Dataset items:
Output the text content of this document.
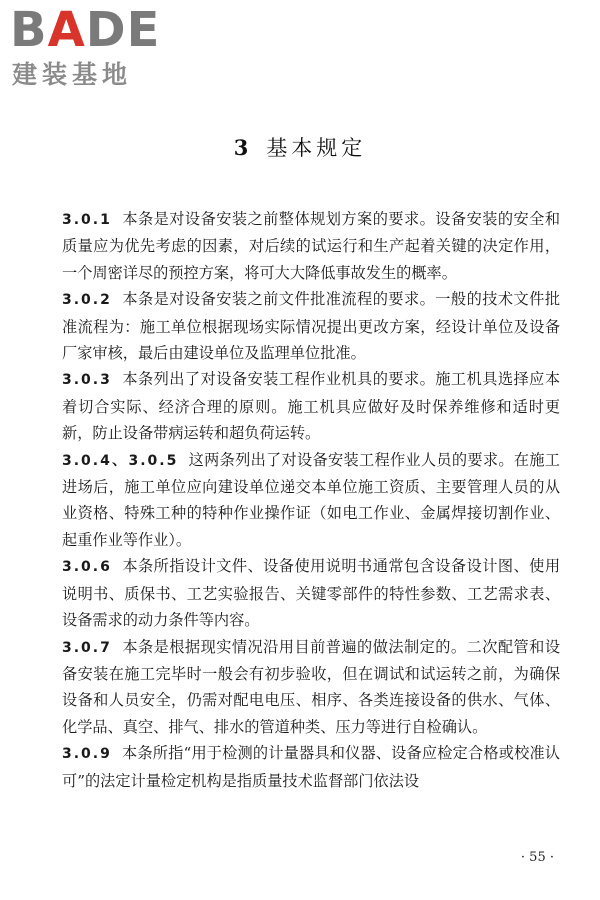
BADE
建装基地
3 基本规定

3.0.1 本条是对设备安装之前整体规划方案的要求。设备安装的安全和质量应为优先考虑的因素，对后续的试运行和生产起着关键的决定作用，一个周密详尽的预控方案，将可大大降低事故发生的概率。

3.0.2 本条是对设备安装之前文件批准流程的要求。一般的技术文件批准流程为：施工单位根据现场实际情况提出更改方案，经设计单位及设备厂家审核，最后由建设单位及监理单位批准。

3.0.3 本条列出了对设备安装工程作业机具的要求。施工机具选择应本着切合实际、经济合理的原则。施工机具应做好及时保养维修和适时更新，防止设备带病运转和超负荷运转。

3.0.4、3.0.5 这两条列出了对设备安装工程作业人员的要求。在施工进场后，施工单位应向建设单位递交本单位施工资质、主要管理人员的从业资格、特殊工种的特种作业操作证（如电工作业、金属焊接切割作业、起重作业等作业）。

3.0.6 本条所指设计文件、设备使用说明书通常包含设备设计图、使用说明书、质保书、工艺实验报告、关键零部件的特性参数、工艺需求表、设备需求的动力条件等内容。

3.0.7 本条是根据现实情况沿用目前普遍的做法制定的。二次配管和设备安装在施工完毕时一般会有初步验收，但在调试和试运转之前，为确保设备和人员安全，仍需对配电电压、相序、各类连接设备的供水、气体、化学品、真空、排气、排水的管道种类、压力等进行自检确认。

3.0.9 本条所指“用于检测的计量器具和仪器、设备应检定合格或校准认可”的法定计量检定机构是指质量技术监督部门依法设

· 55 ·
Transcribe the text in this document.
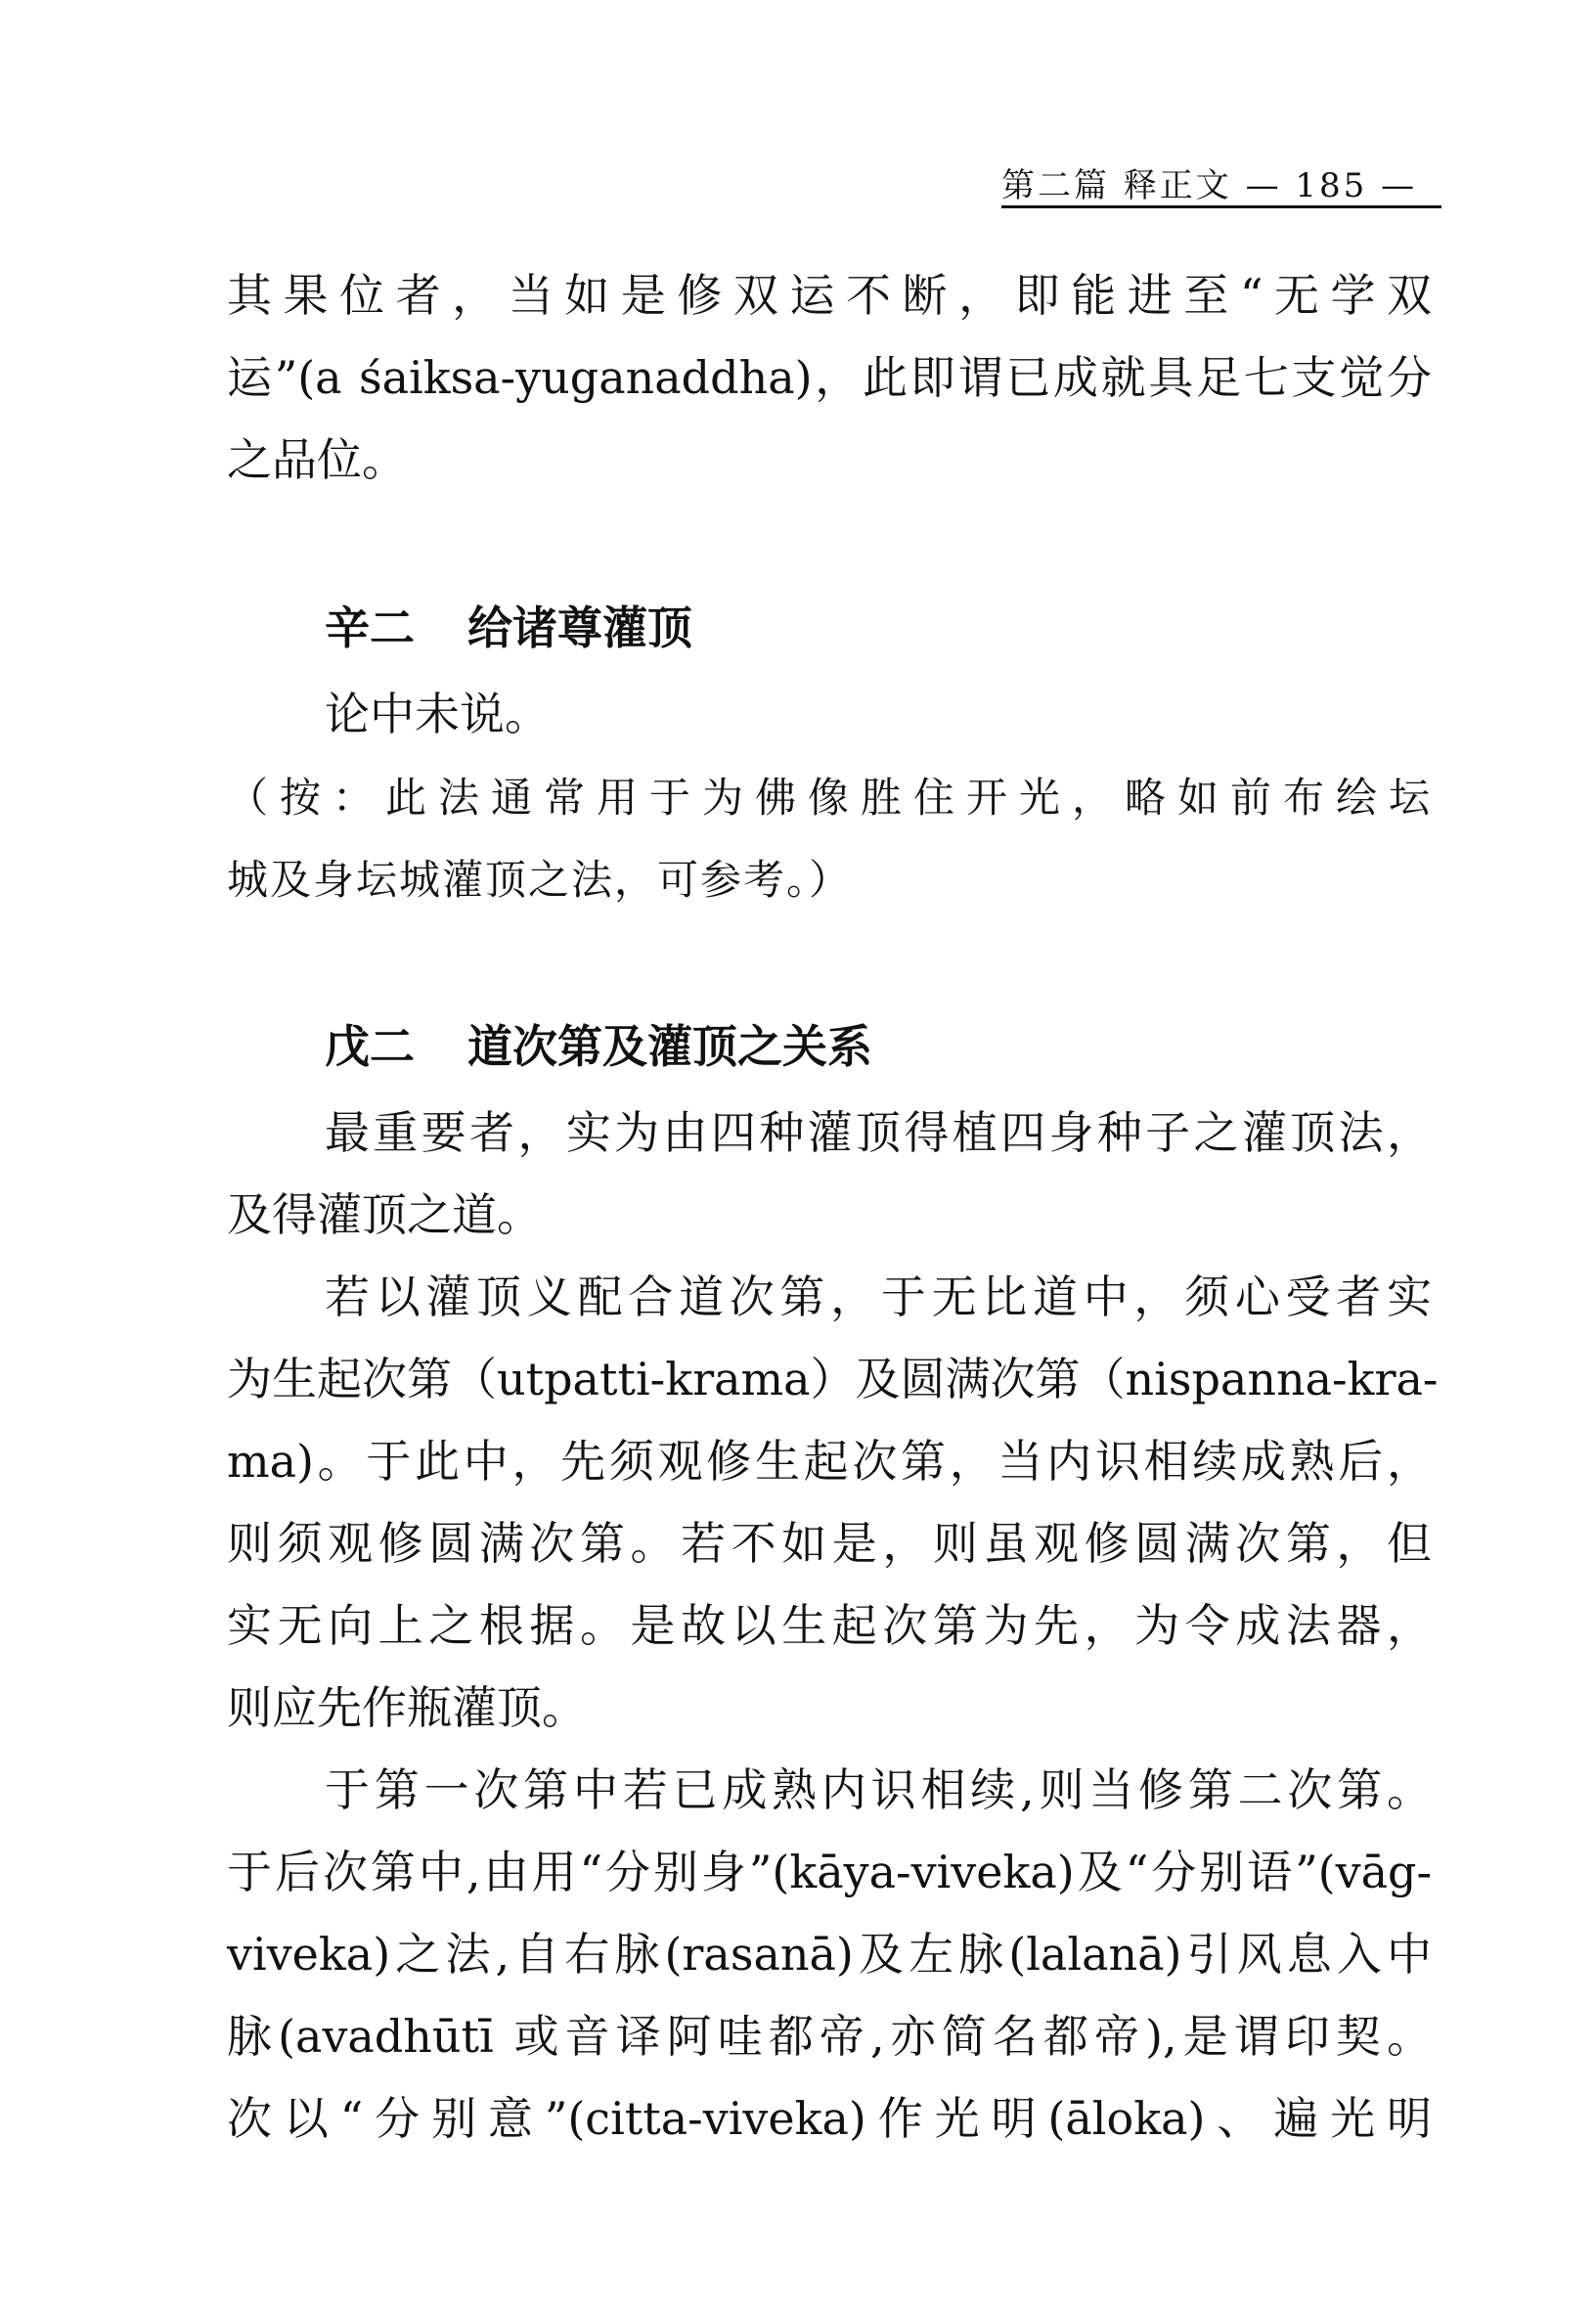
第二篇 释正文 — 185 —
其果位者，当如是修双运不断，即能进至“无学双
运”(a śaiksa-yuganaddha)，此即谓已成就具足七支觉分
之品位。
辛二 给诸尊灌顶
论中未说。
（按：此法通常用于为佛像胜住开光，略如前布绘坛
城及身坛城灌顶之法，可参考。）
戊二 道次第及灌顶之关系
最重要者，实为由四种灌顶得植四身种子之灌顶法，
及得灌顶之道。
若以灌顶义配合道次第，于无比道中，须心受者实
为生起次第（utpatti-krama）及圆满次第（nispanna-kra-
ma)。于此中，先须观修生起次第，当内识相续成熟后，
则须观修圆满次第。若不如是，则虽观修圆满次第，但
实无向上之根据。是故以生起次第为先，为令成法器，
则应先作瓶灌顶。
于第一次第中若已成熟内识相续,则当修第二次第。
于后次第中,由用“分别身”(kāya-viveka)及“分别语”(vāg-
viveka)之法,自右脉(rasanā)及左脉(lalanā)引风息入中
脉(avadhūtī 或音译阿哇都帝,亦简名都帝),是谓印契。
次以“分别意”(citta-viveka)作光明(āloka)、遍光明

**The request**
Copy each line of the listing in which the word "document" can be found.

**Task response**
Output the text content of this document.
Transcribe the text in this document.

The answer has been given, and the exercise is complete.